* _CHALLENGE_:
Report the number of lines in these entries that contain "계약기간". Write only the number.
* * * * * * *
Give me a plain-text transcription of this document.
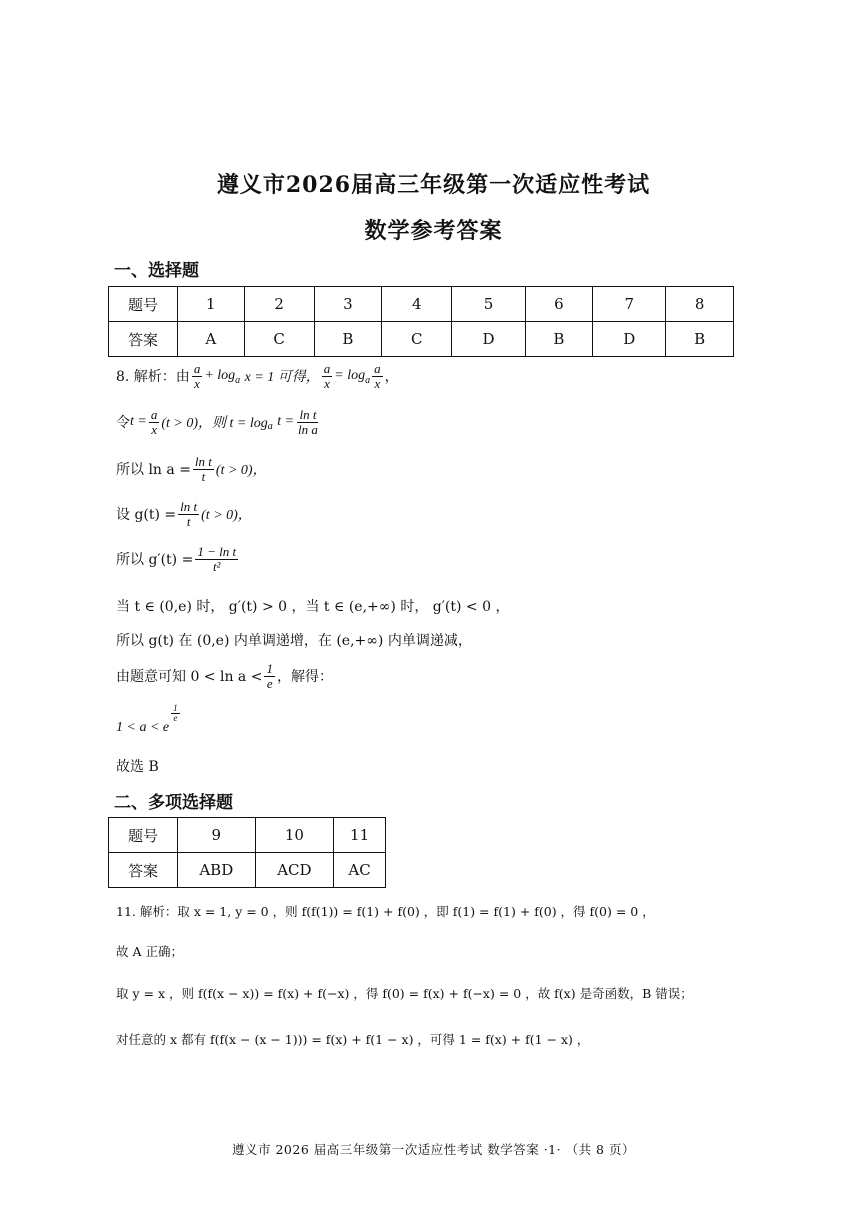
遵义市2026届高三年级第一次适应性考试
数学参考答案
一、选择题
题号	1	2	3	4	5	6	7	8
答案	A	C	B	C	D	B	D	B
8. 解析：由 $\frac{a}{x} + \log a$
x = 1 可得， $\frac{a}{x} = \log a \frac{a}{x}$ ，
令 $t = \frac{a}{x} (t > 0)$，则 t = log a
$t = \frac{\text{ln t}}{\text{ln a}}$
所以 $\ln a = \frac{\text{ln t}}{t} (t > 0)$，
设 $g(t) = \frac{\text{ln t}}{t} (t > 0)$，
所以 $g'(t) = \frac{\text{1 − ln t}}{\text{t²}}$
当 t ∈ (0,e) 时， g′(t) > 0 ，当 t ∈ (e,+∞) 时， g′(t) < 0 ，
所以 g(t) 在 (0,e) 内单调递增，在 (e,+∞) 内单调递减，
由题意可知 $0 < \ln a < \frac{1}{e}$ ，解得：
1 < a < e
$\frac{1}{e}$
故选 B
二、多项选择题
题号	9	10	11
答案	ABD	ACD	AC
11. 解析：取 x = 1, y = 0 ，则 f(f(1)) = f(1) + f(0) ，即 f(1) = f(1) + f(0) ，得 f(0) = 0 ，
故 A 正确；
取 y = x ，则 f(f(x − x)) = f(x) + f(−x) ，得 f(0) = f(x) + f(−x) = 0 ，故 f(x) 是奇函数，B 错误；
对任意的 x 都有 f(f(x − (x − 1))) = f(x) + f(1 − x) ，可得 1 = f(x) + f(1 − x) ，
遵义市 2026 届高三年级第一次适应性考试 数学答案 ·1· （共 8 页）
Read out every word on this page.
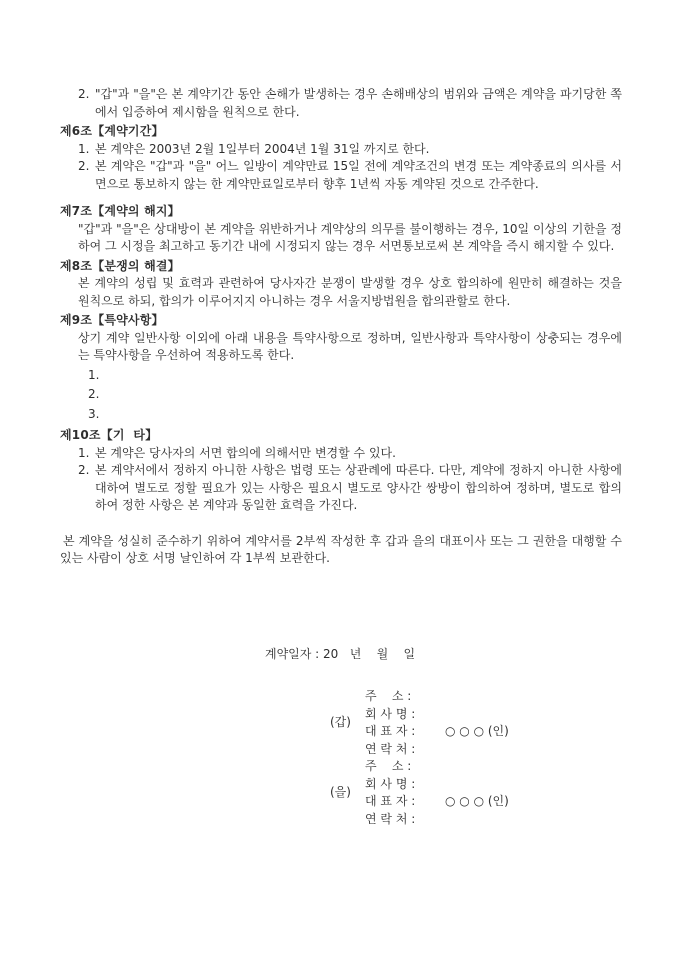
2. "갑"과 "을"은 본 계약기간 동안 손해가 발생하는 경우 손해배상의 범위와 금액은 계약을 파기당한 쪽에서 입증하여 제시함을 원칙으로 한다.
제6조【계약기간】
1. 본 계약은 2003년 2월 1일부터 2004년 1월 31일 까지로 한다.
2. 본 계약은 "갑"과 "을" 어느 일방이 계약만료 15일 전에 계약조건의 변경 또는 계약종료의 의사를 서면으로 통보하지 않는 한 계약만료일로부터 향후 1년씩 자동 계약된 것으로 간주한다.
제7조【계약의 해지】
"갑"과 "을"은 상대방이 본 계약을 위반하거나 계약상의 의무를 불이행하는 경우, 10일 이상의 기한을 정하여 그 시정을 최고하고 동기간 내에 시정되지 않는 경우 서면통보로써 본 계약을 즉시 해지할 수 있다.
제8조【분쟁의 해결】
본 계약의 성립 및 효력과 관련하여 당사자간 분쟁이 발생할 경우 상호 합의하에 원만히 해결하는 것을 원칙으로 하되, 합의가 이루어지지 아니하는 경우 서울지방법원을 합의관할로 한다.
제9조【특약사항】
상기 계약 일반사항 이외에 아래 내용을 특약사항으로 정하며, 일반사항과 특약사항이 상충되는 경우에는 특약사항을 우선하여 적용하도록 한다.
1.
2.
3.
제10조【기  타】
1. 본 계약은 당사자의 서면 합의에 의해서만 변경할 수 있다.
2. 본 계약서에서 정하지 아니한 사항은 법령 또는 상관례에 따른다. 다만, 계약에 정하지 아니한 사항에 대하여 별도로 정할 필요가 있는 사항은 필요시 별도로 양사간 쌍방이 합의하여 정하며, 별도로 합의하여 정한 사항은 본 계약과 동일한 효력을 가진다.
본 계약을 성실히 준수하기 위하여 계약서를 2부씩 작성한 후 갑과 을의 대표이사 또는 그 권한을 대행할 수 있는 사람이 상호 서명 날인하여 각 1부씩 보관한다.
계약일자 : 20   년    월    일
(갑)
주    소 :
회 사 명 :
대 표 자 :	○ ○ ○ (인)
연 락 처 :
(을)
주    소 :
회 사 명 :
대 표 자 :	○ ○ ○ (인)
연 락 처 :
* * * * * * *
* _RESULT OF THE TASK_:
2